____ EXTRACTED RECORDS

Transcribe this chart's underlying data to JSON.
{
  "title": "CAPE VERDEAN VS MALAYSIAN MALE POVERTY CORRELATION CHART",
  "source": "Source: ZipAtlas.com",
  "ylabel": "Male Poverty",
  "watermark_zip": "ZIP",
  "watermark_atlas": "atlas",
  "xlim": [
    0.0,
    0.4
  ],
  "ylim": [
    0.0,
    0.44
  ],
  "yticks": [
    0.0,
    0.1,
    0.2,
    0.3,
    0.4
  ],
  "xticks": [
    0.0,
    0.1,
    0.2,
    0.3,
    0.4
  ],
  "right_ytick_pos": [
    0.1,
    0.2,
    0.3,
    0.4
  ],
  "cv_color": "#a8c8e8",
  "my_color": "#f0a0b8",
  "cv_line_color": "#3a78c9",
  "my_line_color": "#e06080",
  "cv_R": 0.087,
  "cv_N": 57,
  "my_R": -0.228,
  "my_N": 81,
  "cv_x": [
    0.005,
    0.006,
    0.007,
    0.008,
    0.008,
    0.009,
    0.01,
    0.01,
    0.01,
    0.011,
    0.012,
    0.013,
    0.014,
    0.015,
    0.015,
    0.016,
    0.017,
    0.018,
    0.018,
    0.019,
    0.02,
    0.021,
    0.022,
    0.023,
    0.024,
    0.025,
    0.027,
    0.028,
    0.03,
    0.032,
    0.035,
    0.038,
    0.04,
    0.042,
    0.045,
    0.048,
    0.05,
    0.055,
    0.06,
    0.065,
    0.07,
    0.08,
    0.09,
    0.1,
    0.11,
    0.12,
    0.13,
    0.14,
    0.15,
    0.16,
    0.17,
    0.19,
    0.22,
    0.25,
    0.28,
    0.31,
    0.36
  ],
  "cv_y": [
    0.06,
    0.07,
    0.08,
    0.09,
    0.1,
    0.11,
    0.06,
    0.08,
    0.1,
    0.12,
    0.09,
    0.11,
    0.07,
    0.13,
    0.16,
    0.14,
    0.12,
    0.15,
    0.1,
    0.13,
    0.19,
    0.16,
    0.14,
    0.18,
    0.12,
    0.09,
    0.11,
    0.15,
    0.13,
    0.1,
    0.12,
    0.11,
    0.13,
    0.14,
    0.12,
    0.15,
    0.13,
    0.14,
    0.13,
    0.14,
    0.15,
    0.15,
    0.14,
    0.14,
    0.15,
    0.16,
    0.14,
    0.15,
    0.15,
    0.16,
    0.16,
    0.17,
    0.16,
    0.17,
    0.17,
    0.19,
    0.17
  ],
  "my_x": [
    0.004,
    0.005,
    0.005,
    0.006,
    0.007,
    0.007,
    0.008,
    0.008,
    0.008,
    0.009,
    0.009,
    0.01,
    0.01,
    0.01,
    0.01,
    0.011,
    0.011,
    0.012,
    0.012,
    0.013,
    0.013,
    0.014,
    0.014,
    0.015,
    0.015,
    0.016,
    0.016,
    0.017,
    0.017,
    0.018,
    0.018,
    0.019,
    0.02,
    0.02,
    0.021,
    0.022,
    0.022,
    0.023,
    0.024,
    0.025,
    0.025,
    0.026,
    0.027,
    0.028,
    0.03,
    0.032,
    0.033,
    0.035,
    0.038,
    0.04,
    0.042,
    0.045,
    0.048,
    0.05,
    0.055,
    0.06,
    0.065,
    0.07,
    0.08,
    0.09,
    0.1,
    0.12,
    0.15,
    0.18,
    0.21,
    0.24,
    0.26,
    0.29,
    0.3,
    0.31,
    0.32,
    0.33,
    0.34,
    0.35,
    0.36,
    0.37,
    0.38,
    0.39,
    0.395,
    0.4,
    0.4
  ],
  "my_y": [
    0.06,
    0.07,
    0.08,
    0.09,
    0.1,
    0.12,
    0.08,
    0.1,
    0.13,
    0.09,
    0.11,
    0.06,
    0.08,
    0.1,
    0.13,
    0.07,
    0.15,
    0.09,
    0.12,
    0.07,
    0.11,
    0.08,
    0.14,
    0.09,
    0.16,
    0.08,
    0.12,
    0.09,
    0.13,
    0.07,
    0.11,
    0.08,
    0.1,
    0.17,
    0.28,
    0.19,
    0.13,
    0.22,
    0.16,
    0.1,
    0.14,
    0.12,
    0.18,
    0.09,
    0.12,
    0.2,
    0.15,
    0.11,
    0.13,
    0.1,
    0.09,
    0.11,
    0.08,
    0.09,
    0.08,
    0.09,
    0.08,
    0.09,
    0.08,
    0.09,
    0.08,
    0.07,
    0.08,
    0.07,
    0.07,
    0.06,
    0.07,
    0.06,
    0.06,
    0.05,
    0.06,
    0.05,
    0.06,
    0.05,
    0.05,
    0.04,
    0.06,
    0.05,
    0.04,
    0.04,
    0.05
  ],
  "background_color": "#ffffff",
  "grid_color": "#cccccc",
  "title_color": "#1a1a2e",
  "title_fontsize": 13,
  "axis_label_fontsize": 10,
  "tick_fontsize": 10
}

________

> _TASK TO COMPLETE_
Recite the full listing above exactly.

> _RESPONSE BELOW_
Transcribe this chart's underlying data to JSON.
{
  "title": "CAPE VERDEAN VS MALAYSIAN MALE POVERTY CORRELATION CHART",
  "source": "Source: ZipAtlas.com",
  "ylabel": "Male Poverty",
  "watermark_zip": "ZIP",
  "watermark_atlas": "atlas",
  "xlim": [
    0.0,
    0.4
  ],
  "ylim": [
    0.0,
    0.44
  ],
  "yticks": [
    0.0,
    0.1,
    0.2,
    0.3,
    0.4
  ],
  "xticks": [
    0.0,
    0.1,
    0.2,
    0.3,
    0.4
  ],
  "right_ytick_pos": [
    0.1,
    0.2,
    0.3,
    0.4
  ],
  "cv_color": "#a8c8e8",
  "my_color": "#f0a0b8",
  "cv_line_color": "#3a78c9",
  "my_line_color": "#e06080",
  "cv_R": 0.087,
  "cv_N": 57,
  "my_R": -0.228,
  "my_N": 81,
  "cv_x": [
    0.005,
    0.006,
    0.007,
    0.008,
    0.008,
    0.009,
    0.01,
    0.01,
    0.01,
    0.011,
    0.012,
    0.013,
    0.014,
    0.015,
    0.015,
    0.016,
    0.017,
    0.018,
    0.018,
    0.019,
    0.02,
    0.021,
    0.022,
    0.023,
    0.024,
    0.025,
    0.027,
    0.028,
    0.03,
    0.032,
    0.035,
    0.038,
    0.04,
    0.042,
    0.045,
    0.048,
    0.05,
    0.055,
    0.06,
    0.065,
    0.07,
    0.08,
    0.09,
    0.1,
    0.11,
    0.12,
    0.13,
    0.14,
    0.15,
    0.16,
    0.17,
    0.19,
    0.22,
    0.25,
    0.28,
    0.31,
    0.36
  ],
  "cv_y": [
    0.06,
    0.07,
    0.08,
    0.09,
    0.1,
    0.11,
    0.06,
    0.08,
    0.1,
    0.12,
    0.09,
    0.11,
    0.07,
    0.13,
    0.16,
    0.14,
    0.12,
    0.15,
    0.1,
    0.13,
    0.19,
    0.16,
    0.14,
    0.18,
    0.12,
    0.09,
    0.11,
    0.15,
    0.13,
    0.1,
    0.12,
    0.11,
    0.13,
    0.14,
    0.12,
    0.15,
    0.13,
    0.14,
    0.13,
    0.14,
    0.15,
    0.15,
    0.14,
    0.14,
    0.15,
    0.16,
    0.14,
    0.15,
    0.15,
    0.16,
    0.16,
    0.17,
    0.16,
    0.17,
    0.17,
    0.19,
    0.17
  ],
  "my_x": [
    0.004,
    0.005,
    0.005,
    0.006,
    0.007,
    0.007,
    0.008,
    0.008,
    0.008,
    0.009,
    0.009,
    0.01,
    0.01,
    0.01,
    0.01,
    0.011,
    0.011,
    0.012,
    0.012,
    0.013,
    0.013,
    0.014,
    0.014,
    0.015,
    0.015,
    0.016,
    0.016,
    0.017,
    0.017,
    0.018,
    0.018,
    0.019,
    0.02,
    0.02,
    0.021,
    0.022,
    0.022,
    0.023,
    0.024,
    0.025,
    0.025,
    0.026,
    0.027,
    0.028,
    0.03,
    0.032,
    0.033,
    0.035,
    0.038,
    0.04,
    0.042,
    0.045,
    0.048,
    0.05,
    0.055,
    0.06,
    0.065,
    0.07,
    0.08,
    0.09,
    0.1,
    0.12,
    0.15,
    0.18,
    0.21,
    0.24,
    0.26,
    0.29,
    0.3,
    0.31,
    0.32,
    0.33,
    0.34,
    0.35,
    0.36,
    0.37,
    0.38,
    0.39,
    0.395,
    0.4,
    0.4
  ],
  "my_y": [
    0.06,
    0.07,
    0.08,
    0.09,
    0.1,
    0.12,
    0.08,
    0.1,
    0.13,
    0.09,
    0.11,
    0.06,
    0.08,
    0.1,
    0.13,
    0.07,
    0.15,
    0.09,
    0.12,
    0.07,
    0.11,
    0.08,
    0.14,
    0.09,
    0.16,
    0.08,
    0.12,
    0.09,
    0.13,
    0.07,
    0.11,
    0.08,
    0.1,
    0.17,
    0.28,
    0.19,
    0.13,
    0.22,
    0.16,
    0.1,
    0.14,
    0.12,
    0.18,
    0.09,
    0.12,
    0.2,
    0.15,
    0.11,
    0.13,
    0.1,
    0.09,
    0.11,
    0.08,
    0.09,
    0.08,
    0.09,
    0.08,
    0.09,
    0.08,
    0.09,
    0.08,
    0.07,
    0.08,
    0.07,
    0.07,
    0.06,
    0.07,
    0.06,
    0.06,
    0.05,
    0.06,
    0.05,
    0.06,
    0.05,
    0.05,
    0.04,
    0.06,
    0.05,
    0.04,
    0.04,
    0.05
  ],
  "background_color": "#ffffff",
  "grid_color": "#cccccc",
  "title_color": "#1a1a2e",
  "title_fontsize": 13,
  "axis_label_fontsize": 10,
  "tick_fontsize": 10
}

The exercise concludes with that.